Data entries:
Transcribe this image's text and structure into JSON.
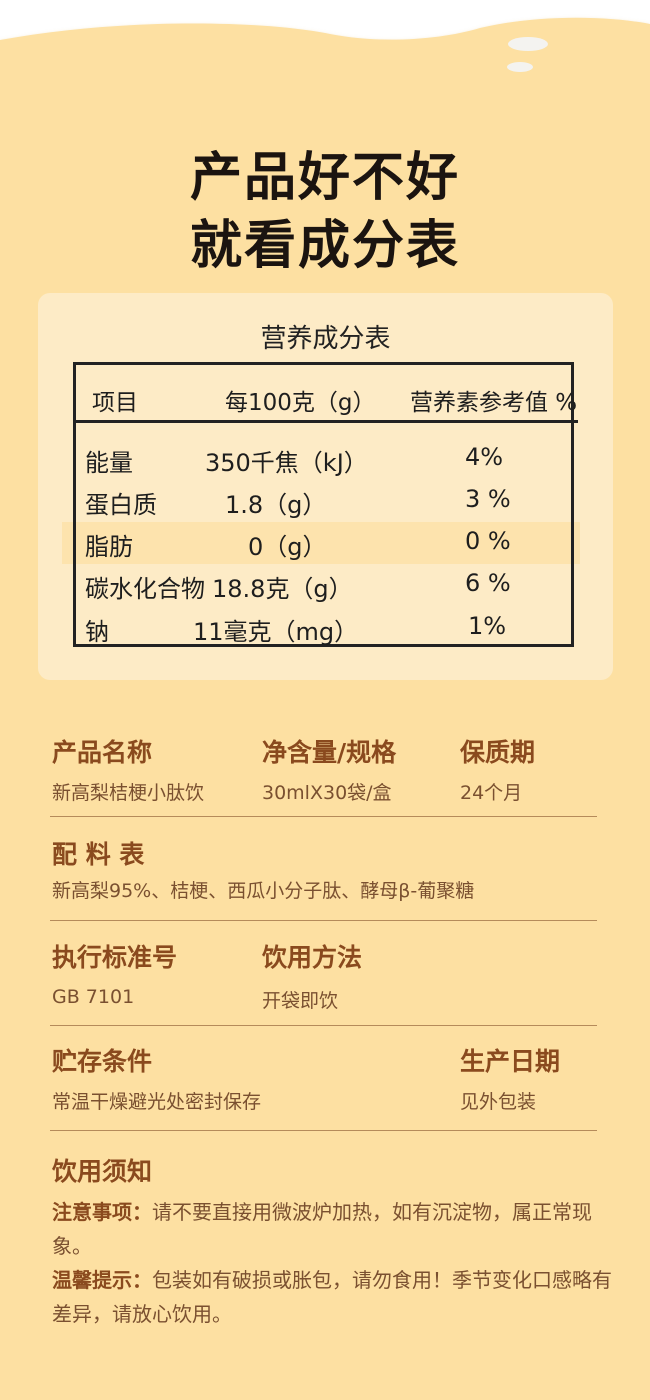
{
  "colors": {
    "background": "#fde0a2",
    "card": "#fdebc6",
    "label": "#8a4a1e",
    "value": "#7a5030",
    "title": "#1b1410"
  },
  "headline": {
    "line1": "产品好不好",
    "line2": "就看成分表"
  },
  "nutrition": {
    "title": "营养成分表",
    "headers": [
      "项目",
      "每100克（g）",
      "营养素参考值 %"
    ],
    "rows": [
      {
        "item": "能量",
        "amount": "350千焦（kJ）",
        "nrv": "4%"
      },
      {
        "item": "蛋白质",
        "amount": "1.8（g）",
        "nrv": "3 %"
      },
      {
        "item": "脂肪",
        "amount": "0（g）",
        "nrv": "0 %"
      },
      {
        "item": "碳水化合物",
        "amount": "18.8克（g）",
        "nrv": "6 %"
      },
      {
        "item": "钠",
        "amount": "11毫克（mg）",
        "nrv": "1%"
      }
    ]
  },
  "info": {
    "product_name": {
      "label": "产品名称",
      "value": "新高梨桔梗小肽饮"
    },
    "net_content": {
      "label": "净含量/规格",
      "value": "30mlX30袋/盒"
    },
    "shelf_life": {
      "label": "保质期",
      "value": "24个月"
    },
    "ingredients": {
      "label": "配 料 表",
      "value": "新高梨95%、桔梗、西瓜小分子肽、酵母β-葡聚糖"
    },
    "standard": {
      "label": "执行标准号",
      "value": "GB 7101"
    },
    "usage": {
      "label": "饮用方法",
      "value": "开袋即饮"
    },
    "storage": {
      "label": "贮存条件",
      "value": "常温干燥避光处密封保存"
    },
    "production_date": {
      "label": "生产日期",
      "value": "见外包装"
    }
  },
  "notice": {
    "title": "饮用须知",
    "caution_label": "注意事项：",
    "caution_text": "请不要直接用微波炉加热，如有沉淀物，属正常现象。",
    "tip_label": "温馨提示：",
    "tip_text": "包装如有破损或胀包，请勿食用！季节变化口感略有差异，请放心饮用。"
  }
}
==
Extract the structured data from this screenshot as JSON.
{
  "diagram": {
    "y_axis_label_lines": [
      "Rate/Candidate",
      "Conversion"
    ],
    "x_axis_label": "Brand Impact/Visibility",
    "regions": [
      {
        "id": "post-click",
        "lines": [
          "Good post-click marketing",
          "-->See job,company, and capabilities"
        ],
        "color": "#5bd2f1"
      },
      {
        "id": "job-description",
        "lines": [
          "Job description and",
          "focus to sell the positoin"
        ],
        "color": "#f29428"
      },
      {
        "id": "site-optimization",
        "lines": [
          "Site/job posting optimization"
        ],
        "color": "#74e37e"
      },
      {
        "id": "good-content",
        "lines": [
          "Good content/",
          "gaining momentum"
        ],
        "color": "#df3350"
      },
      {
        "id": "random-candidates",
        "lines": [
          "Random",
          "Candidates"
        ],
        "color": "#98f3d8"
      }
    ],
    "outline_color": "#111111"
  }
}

Exercise objective:
Across the material above, how many lines include the string "click"? Only the number is wanted.

Solution to this task:
2